------ 文書 ------

<3>写真やCGパースと遜色ないVRコンテンツをめざして
『CVTバーチャルドライビング』の開発に際しては、走行体験にもこだわったという。本作は助手席視点での映像になっている。体験者が実際には運転しないのに、運転席に座らせることで発生する違和感を抑えるためだ。代わりに運転するのはCGのドライバーで、体がFinal IKで作られており、ハンドルに合わせて腕が動く。体験者が横を向くと、ドライバーもこちらを向いてくれる機能も盛り込んだ。走行感覚も細かく調整し、ジヤトコの車輌テストのエンジニアからも太鼓判が出たほどだという。
(左)カメラを頭上に上げた視点。本作がオープンカーによるシミュレータであること、体験者が助手席に座っていることがわかる/(右)体験者が前を向くと助手席からの映像になるが、右を向くとドライバーがいることがわかる
小田桐氏は「自動車は非常に身近な存在なので、ちょっとした違和感でもリアリティが損なわれてしまいます」と語る。そのためには適切に五感を「騙す」ことが必要だという。その一環として組み込まれたのが触覚=振動要素で、PCからのオーディオ信号をOSC経由でMAX MSPに伝達し、サイン波に変換した後にボディソニックで出力している。こうすることでエンジンの回転数に合わせた振動が実現された。
(左)PCからのオーディオ信号をOSC経由でMAX MSPに伝達し、ボディソニックで出力することで振動を表現している/(右)聴覚情報のエンジン音と触覚情報の振動が合わさってリアリティを高めている
そのほかに紹介されたのが、樹木のアニメーションだ。Unity 5では植物生成ミドルウェアのSpeedTreeが内蔵されているが、スタティック・バッチング(同じマテリアルを共有するメッシュをまとめて表示し、処理を軽くする仕組み)が効かないという欠点がある。本作では、ハイスペックPCを用いたため問題なかったそうだが、処理を軽くするには植物の葉に頂点カラーを設定し、それをUnityの頂点シェーダで受け取って揺らすという手法が有効とのこと。
(左)風にそよぎながら自然にアニメーションする樹木/(右)植物の葉に頂点カラーを設定し、Unityの頂点シェーダで受け取って揺らすと、低負荷で自然な揺れが表現できる
ちなみに同じ方式のシェーダはAdvanced Foliage Shader v.4というアセットに含まれており、これを使うと簡単に実装できるとのこと。道路脇の草むらはUnity 5のスタンダードシェーダに含まれているTessellationを使用して、板ポリゴンに凹凸を表現するやり方を紹介。もっとも、これも本作が走行を仮想疑似体験させるコンテンツで、同一方向に一瞬で通り過ぎてしまうため。そこで、こうした効率化が可能だったとも補足していた。

------ データ抜粋 ------

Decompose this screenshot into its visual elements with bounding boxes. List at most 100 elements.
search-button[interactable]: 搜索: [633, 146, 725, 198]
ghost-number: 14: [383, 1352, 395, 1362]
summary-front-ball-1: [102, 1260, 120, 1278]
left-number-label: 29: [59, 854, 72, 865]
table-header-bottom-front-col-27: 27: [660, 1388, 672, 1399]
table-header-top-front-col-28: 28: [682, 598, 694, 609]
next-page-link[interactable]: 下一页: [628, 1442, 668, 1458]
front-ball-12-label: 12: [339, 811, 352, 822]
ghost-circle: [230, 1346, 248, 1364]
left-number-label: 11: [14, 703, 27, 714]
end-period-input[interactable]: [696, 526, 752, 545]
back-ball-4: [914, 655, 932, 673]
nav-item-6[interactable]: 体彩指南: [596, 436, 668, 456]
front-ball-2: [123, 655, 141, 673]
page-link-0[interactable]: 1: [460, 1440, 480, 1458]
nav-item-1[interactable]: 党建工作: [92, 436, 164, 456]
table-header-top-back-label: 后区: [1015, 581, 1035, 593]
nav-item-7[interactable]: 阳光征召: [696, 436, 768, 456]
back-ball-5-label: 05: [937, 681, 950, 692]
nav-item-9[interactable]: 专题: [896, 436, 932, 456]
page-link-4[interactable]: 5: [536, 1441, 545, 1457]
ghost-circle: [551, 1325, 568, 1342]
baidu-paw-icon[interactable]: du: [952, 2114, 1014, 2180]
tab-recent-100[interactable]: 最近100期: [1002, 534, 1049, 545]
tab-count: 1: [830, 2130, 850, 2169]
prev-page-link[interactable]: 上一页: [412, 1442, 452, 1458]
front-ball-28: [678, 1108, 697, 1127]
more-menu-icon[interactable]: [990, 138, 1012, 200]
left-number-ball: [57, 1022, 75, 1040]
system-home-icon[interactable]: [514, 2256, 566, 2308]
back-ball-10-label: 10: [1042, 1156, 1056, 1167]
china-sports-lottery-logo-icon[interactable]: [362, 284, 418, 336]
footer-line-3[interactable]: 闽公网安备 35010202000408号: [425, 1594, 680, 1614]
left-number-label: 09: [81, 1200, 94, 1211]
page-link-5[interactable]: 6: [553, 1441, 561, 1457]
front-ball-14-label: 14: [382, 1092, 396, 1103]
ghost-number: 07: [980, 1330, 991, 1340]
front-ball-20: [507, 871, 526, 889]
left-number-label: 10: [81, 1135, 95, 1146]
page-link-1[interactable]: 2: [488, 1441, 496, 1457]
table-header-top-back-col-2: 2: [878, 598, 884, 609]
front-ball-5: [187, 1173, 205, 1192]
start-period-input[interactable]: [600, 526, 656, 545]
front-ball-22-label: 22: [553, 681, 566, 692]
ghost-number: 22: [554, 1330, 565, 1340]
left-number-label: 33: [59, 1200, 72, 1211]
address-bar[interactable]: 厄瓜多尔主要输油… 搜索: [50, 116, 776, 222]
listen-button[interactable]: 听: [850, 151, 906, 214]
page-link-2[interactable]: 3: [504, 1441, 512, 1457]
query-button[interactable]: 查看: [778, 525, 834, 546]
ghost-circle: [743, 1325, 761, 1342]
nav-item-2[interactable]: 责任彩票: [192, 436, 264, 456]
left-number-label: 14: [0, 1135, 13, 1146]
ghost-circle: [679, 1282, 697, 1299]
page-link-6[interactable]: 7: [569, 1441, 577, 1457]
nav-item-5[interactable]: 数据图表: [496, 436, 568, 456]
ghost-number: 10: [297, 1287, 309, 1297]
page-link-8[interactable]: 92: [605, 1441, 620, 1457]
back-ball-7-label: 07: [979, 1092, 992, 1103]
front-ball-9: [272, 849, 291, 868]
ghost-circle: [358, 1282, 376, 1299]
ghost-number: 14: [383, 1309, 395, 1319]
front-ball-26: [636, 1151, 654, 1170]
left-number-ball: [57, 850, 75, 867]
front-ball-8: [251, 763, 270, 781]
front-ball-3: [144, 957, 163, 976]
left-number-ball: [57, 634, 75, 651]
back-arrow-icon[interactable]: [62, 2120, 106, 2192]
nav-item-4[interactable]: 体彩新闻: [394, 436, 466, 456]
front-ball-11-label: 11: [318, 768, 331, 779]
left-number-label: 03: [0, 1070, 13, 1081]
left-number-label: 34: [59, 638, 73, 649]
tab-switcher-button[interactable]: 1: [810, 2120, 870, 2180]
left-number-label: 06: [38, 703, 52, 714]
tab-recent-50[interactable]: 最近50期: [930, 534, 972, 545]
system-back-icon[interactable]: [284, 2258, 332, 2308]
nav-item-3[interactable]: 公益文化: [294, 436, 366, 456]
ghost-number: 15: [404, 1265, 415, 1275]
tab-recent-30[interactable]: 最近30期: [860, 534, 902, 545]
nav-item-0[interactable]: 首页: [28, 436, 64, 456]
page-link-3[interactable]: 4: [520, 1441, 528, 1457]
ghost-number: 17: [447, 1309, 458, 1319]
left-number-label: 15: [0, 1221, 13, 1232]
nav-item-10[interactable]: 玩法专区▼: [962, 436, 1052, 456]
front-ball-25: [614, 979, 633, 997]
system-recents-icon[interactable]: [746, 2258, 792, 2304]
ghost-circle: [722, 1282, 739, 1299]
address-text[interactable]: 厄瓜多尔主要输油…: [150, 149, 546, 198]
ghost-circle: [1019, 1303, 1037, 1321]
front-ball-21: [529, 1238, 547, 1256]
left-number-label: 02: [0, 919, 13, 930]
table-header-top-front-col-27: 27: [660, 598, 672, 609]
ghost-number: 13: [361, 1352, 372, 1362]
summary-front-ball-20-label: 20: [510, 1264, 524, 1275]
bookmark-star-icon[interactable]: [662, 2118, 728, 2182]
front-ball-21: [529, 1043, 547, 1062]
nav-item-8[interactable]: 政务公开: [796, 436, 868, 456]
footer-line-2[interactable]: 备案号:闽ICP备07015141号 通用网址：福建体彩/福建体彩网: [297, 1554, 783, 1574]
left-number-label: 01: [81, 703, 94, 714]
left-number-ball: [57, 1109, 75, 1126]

------

課題 - 文書によると、『CVTバーチャルドライビング』の映像が助手席視点になっているのはなぜですか。

解答 - 体験者は実際には運転しないため、運転席に座らせると違和感が生じます。その違和感を抑えるためです。